Data entries:
## begin
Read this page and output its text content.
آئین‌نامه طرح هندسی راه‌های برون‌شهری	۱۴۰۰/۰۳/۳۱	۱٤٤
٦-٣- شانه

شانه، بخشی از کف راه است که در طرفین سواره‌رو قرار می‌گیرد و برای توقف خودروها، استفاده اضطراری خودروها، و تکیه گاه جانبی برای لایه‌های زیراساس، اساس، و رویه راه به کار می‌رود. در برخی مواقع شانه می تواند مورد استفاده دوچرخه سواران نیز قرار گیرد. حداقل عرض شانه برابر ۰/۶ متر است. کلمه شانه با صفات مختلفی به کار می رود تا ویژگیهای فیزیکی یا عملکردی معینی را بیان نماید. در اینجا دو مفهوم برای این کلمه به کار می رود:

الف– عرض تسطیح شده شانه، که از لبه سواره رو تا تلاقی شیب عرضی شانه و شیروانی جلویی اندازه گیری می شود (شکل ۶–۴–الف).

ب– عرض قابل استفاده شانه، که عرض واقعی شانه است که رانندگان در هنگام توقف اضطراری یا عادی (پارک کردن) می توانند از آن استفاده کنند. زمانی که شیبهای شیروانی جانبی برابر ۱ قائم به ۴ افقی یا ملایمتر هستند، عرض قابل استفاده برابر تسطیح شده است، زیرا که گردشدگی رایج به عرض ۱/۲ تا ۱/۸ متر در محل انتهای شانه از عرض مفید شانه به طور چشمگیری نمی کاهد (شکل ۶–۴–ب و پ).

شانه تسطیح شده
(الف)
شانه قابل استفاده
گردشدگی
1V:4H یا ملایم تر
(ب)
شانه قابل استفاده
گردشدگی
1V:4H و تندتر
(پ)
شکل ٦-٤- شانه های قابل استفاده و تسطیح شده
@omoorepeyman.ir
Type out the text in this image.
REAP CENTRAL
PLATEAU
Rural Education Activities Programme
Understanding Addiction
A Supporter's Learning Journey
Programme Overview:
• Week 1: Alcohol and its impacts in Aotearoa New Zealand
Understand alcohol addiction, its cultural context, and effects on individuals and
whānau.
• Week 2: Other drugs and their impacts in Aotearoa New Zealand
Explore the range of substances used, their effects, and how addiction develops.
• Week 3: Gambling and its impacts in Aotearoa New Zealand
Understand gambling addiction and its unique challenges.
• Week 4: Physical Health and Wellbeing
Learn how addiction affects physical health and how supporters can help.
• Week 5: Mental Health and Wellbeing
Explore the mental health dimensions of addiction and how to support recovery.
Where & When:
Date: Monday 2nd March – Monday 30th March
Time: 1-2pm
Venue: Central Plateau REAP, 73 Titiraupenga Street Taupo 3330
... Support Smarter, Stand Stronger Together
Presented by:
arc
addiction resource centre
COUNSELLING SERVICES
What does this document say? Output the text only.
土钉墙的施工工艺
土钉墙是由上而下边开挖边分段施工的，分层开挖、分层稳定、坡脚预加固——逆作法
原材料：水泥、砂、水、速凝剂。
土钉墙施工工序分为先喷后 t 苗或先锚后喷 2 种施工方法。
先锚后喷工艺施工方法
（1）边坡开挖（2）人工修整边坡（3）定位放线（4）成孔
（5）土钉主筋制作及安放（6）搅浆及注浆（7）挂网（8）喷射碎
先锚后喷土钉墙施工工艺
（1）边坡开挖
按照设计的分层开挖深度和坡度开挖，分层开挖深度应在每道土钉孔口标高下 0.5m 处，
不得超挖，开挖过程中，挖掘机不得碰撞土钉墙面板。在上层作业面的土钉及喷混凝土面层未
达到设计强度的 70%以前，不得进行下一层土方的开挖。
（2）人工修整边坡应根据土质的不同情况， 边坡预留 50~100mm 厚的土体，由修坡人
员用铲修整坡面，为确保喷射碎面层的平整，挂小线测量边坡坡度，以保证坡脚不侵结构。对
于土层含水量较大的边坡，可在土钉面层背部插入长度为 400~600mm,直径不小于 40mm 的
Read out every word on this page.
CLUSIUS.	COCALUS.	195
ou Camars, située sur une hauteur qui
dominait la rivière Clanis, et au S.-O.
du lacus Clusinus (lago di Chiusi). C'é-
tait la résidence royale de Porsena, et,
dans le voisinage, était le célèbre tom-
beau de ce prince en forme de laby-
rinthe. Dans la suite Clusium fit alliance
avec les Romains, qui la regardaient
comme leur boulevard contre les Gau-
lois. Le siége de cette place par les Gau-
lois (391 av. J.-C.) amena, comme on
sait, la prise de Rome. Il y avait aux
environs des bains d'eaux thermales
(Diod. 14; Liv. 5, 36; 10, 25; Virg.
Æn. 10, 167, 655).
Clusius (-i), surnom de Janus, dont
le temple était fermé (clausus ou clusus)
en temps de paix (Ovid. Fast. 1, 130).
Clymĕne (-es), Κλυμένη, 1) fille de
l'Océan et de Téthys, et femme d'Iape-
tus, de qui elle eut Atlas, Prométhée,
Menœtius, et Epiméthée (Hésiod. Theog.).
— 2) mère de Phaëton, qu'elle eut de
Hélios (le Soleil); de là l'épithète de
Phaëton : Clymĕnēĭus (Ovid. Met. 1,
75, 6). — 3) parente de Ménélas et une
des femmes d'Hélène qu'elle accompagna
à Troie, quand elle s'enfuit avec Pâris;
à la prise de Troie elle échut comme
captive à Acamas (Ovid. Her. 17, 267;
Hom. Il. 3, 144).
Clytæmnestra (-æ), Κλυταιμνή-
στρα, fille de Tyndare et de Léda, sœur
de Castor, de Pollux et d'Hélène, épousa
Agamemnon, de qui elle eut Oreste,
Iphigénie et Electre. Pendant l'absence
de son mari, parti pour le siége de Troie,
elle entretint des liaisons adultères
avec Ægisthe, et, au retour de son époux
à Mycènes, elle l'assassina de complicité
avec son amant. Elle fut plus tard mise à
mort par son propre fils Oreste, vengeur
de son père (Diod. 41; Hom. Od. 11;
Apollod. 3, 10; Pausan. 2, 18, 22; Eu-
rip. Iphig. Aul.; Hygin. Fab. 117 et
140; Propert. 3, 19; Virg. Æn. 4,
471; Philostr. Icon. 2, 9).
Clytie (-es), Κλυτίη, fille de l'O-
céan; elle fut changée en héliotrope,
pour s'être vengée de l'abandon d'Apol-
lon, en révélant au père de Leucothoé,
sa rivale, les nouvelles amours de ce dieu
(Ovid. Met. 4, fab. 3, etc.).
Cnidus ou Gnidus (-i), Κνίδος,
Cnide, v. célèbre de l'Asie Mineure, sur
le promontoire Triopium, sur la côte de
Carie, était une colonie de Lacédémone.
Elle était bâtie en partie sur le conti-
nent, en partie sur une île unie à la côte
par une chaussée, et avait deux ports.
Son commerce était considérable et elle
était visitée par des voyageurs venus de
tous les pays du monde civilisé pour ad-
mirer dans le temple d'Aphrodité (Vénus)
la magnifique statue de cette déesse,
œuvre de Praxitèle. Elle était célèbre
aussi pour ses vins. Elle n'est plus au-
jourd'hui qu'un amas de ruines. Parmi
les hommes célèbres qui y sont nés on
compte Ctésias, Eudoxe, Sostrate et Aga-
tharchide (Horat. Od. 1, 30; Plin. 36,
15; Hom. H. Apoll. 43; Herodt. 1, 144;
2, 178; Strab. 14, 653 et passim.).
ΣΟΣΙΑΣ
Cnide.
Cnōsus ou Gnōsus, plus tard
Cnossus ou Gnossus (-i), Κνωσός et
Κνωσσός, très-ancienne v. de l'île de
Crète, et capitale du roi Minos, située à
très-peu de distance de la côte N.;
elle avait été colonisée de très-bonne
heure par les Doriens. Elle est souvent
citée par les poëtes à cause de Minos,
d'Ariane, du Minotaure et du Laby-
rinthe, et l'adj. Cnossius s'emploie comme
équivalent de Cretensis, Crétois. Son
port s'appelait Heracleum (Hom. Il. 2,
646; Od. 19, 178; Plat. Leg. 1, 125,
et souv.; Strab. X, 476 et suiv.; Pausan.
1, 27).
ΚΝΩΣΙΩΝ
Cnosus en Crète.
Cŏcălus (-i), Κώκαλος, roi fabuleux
## end
WHAT YOU HAVE TO DO:
From the records above, pick out and copy each line holding the word "Phaëton".

WRITTEN ANSWER:
— 2) mère de Phaëton, qu'elle eut de
Phaëton : Clymĕnēĭus (Ovid. Met. 1,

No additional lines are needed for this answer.